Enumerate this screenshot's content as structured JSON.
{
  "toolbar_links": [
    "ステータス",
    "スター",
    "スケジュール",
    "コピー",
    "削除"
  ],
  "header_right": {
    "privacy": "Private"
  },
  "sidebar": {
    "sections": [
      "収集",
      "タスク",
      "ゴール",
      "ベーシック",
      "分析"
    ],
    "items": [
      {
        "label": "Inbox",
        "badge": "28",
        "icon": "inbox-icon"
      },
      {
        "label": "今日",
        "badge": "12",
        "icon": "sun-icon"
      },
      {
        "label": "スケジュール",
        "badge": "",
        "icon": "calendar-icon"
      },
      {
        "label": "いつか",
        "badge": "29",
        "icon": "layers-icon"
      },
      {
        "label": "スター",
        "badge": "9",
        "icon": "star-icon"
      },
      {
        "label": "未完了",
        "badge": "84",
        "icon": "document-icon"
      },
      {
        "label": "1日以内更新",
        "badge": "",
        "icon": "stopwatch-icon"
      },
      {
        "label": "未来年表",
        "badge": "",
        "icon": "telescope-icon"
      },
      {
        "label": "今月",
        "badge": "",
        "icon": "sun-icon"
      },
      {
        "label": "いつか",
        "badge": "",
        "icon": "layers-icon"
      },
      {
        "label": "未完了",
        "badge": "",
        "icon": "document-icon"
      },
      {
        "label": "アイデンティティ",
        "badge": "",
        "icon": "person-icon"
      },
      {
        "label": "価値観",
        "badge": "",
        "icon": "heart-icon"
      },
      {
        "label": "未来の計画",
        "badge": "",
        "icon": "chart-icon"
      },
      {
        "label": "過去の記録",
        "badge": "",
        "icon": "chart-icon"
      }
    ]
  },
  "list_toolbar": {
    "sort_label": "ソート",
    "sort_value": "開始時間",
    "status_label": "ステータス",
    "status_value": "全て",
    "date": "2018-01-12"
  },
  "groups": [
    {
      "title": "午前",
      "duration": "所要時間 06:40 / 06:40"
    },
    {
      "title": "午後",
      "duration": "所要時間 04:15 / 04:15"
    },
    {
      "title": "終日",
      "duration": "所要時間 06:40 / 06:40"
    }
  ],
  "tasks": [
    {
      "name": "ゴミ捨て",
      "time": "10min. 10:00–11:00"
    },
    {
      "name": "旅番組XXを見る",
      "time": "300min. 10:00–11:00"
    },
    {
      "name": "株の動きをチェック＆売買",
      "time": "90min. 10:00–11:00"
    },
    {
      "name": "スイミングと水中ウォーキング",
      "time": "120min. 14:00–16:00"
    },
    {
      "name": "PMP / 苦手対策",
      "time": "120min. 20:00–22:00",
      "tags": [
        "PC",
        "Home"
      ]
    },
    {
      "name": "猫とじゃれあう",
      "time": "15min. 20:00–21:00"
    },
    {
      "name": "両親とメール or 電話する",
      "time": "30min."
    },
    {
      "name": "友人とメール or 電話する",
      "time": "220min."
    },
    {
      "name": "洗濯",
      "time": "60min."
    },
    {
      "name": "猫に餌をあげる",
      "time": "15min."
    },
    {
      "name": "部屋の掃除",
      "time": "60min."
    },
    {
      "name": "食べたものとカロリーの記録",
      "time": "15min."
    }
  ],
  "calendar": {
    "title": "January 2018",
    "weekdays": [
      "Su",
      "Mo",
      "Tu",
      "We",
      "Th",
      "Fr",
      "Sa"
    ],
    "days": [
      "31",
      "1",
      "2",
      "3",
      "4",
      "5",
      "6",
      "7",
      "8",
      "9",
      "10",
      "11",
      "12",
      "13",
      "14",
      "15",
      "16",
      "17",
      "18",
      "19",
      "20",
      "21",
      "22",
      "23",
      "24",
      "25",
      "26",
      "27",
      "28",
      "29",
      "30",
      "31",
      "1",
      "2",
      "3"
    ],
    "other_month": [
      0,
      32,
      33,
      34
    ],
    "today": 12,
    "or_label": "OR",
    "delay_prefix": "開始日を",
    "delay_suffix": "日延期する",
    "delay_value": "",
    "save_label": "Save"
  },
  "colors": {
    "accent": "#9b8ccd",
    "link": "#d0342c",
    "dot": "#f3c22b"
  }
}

===

Collect the complete line wherever the string "title" appears in the records.

Final answer:
      "title": "午前",
      "title": "午後",
      "title": "終日",
    "title": "January 2018",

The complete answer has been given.